--- START EXTRACT TO READ ---
TERMINATION OR CANCELLATION OF SERVICE
6.1. BY CUSTOMER. You may cancel your Service, but if you do so before the end of the Term, you will be subject to an early termination penalty as specified in your Designated PSC Service Order or applicable Fee Schedule (“Early Termination Fee” or “ETF”). At the conclusion of your Term, or if you did not agree to a Term Plan, PSC shall continue to provide Service on a month-to-month basis. If you elect to continue Service on a month-to-month basis, you should review the then-current Agreement at www.pscfiber.net. The then-current Agreement will govern your Service. Continuing to receive Service represents your agreement to the then-current Agreement.
6.2 BY PSC. PSC may immediately terminate or suspend your Account and all or a portion of your Service without notice for any of the reasons set forth in PSC’s Acceptable Use Policy, or if: (a) you provide false or inaccurate information to PSC; (b) you (or anyone you permit to utilize the Service), violate this Agreement or the PSC Acceptable Use Policy; (c) you (or anyone you permit to utilize the Service) engage in conduct that is a violation of any law, regulation or tariff (including, without limitation, copyright and intellectual property laws); (d) if you engage in conduct that is threatening, abusive, or harassing to PSC employees or any of its vendor’s employees or representatives; or (e) payment of your bill is late as described in section 3.2 above.
If PSC terminates your Service and you have a term commitment that is subject to an ETF, PSC may charge you that ETF in addition to exercising any other rights available under this Agreement. If PSC terminates or suspends Customer’s Service, the license to use any software provided in connection with the Service is also terminated or suspended (as applicable). If PSC terminates the Service, PSC may immediately delete all data, files, and other information stored in or for Customer’s account without further notice. PSC has the right to require payment of all outstanding charges prior to reinstatement of service.
7.1 This Agreement shall be governed and interpreted according to the laws of the State of Indiana.
TERMINATION OF AGREEMENT FOR DEFAULT
8.1 In addition to termination pursuant to Paragraph 6 of these Terms and Conditions, the parties may terminate this Agreement after an Event of Default, which occurs when either party (the “Offending Party”) (i) breaches one or more of its obligations under this Agreement without correcting the same within 30 days of written notice from the other party specifying the nature of the breaching conduct; however, where such failure cannot reasonably be cured within 30 days, if the defaulting Party promptly acts to cure the breach with due diligence, the time for curing such breach shall be extended for as long as necessary to complete such curing up to a maximum cure period of 60 days; (ii) applies for, consents to, or suffers the appointment of a receiver, trustee, custodian, or liquidator of all or any substantial part of its assets, (iii) makes a general assignment for the benefit of creditors, or (iv) files a petition or answer seeking, or admitting or otherwise taking advantage of bankruptcy, reorganization, or other relief under applicable bankruptcy law.
--- END EXTRACT TO READ ---
--- START EXTRACTED INFORMATION ---
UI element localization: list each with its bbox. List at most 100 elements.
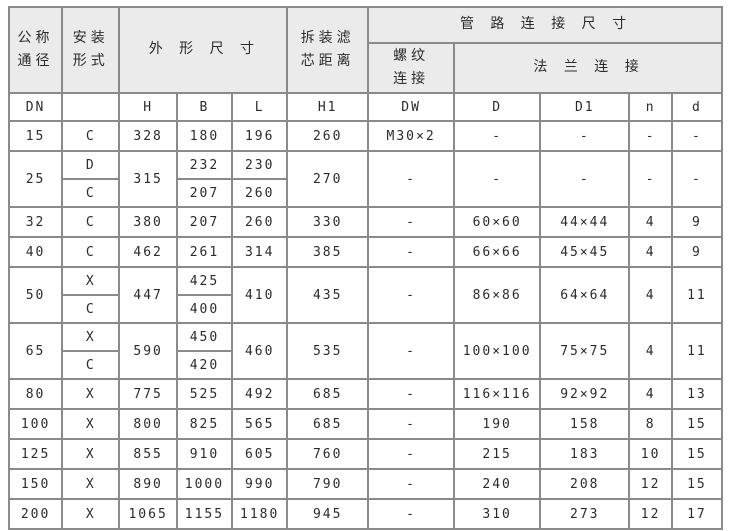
--- END EXTRACTED INFORMATION ---
--- START EXTRACTED INFORMATION ---
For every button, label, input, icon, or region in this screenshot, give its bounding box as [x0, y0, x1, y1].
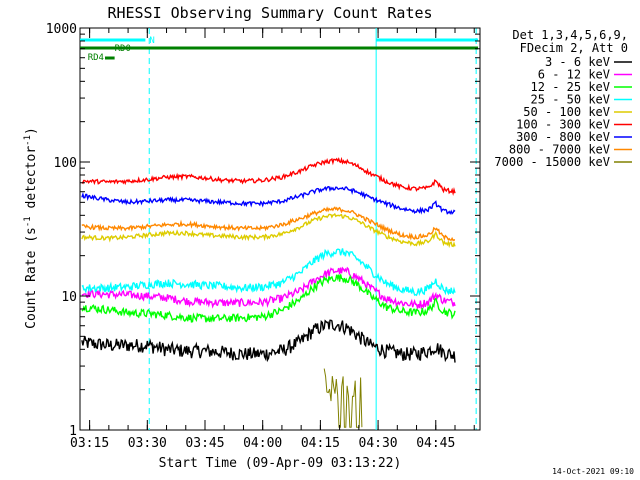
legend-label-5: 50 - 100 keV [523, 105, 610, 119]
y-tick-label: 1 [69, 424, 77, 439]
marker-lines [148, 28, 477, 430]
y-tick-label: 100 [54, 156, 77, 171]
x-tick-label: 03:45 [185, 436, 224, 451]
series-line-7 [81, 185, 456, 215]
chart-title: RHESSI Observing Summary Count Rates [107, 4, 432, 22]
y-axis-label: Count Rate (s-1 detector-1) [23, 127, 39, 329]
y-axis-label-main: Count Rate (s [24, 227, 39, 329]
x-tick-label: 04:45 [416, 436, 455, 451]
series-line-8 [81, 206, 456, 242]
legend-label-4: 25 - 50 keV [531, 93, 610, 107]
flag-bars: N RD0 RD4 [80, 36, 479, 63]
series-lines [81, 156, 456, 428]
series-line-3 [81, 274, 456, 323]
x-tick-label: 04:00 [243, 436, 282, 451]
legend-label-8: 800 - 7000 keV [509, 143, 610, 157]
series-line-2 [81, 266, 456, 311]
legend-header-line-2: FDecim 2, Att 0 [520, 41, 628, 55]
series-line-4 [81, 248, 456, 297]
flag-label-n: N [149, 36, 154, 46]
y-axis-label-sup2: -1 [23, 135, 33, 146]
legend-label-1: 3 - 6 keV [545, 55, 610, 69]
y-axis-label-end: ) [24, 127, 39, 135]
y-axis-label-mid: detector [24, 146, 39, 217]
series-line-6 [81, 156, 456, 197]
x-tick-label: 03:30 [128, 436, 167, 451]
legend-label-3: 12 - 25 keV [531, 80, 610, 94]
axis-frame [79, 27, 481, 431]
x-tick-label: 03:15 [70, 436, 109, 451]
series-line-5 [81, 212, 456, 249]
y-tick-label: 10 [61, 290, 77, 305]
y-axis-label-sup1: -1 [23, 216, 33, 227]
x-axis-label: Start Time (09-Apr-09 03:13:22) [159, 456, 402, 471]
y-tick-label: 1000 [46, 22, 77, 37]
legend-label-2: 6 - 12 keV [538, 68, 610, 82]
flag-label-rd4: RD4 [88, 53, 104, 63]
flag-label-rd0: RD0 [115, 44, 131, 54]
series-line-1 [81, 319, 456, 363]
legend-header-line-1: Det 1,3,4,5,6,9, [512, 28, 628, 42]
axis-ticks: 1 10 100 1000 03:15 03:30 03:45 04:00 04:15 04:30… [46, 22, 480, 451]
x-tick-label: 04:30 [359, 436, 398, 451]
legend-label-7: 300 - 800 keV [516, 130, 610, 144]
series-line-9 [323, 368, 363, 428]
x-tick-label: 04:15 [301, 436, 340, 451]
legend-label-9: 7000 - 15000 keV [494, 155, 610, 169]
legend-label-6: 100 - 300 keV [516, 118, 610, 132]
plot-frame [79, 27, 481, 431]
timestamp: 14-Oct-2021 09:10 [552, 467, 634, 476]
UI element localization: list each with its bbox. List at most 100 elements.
--- END EXTRACTED INFORMATION ---
--- START EXTRACTED INFORMATION ---
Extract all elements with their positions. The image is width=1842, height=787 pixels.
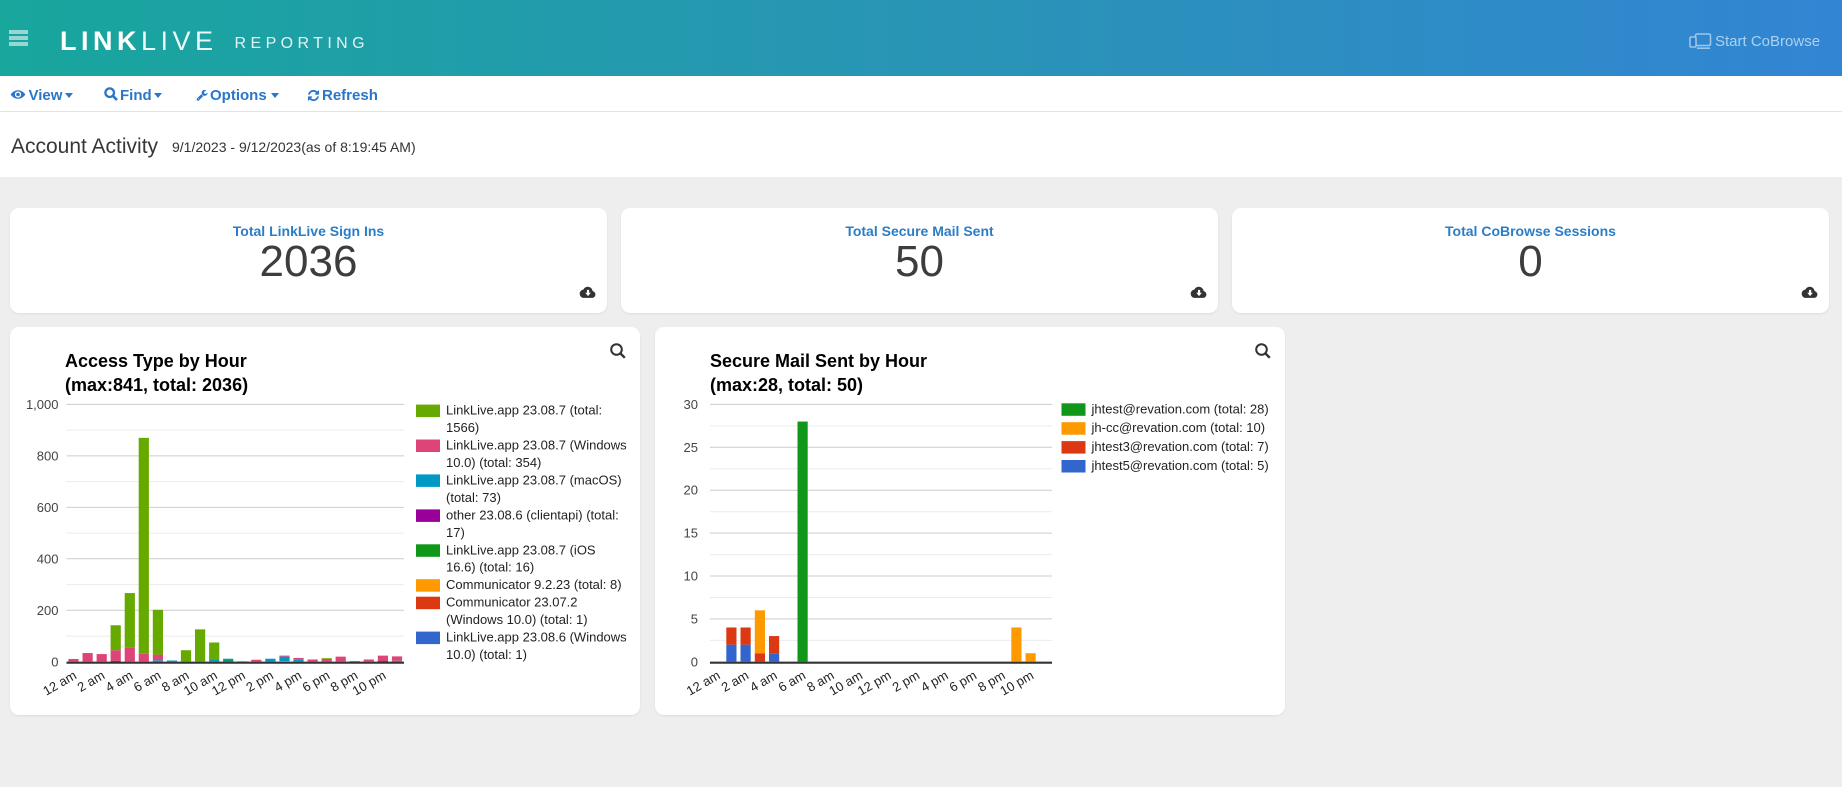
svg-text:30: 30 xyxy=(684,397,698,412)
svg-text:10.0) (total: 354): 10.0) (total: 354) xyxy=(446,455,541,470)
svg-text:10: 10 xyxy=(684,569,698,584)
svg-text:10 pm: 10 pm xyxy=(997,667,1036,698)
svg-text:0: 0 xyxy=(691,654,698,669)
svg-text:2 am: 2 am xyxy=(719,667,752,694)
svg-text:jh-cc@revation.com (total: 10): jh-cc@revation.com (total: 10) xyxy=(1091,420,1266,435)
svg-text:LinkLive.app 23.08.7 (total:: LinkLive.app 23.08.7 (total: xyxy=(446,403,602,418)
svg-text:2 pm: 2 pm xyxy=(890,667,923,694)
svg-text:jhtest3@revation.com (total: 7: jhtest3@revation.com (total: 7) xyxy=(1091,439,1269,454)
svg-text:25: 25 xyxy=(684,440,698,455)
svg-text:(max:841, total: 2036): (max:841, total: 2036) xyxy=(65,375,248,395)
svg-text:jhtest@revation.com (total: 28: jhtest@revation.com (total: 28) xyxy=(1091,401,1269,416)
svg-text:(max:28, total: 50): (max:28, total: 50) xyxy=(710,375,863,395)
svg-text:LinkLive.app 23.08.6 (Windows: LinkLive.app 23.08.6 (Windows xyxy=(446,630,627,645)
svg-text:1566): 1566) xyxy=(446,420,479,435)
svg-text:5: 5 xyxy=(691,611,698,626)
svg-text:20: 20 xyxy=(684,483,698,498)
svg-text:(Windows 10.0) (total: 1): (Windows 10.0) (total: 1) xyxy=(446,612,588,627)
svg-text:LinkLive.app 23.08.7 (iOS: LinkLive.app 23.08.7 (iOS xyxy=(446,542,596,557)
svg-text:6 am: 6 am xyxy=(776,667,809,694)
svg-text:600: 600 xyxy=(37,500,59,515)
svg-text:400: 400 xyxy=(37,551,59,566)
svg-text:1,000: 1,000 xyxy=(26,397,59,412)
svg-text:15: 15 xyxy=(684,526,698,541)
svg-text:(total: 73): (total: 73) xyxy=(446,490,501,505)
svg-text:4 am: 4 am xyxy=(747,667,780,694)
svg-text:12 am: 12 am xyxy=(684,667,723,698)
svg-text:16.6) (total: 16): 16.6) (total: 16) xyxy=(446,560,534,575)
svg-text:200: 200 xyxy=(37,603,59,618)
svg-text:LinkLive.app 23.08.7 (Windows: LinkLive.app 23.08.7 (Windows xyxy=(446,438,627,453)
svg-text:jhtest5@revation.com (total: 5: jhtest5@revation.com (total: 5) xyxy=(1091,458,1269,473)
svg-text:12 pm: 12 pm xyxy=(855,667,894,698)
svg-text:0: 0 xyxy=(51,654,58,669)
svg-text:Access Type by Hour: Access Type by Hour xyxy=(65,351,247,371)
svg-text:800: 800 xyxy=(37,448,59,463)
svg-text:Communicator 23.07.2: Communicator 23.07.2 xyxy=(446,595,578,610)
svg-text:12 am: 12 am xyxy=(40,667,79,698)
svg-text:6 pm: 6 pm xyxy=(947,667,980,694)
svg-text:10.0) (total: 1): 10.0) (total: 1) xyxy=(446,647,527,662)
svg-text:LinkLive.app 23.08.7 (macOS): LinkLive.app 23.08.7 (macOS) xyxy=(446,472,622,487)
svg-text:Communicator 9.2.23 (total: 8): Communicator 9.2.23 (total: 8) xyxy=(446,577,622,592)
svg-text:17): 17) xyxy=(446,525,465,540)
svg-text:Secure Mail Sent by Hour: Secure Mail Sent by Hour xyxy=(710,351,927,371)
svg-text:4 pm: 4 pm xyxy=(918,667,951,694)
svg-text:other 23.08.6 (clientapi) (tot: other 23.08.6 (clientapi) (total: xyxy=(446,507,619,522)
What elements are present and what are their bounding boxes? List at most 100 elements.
--- END EXTRACTED INFORMATION ---
» **EXERCISE**
Copy the stretch of the service termination terms from "If PSC terminates your" through "reinstatement of service.", substituting "Early Termination Fee" for "ETF".

» **TASK RESULT**
If PSC terminates your Service and you have a term commitment that is subject to an Early Termination Fee, PSC may charge you that Early Termination Fee in addition to exercising any other rights available under this Agreement. If PSC terminates or suspends Customer’s Service, the license to use any software provided in connection with the Service is also terminated or suspended (as applicable). If PSC terminates the Service, PSC may immediately delete all data, files, and other information stored in or for Customer’s account without further notice. PSC has the right to require payment of all outstanding charges prior to reinstatement of service.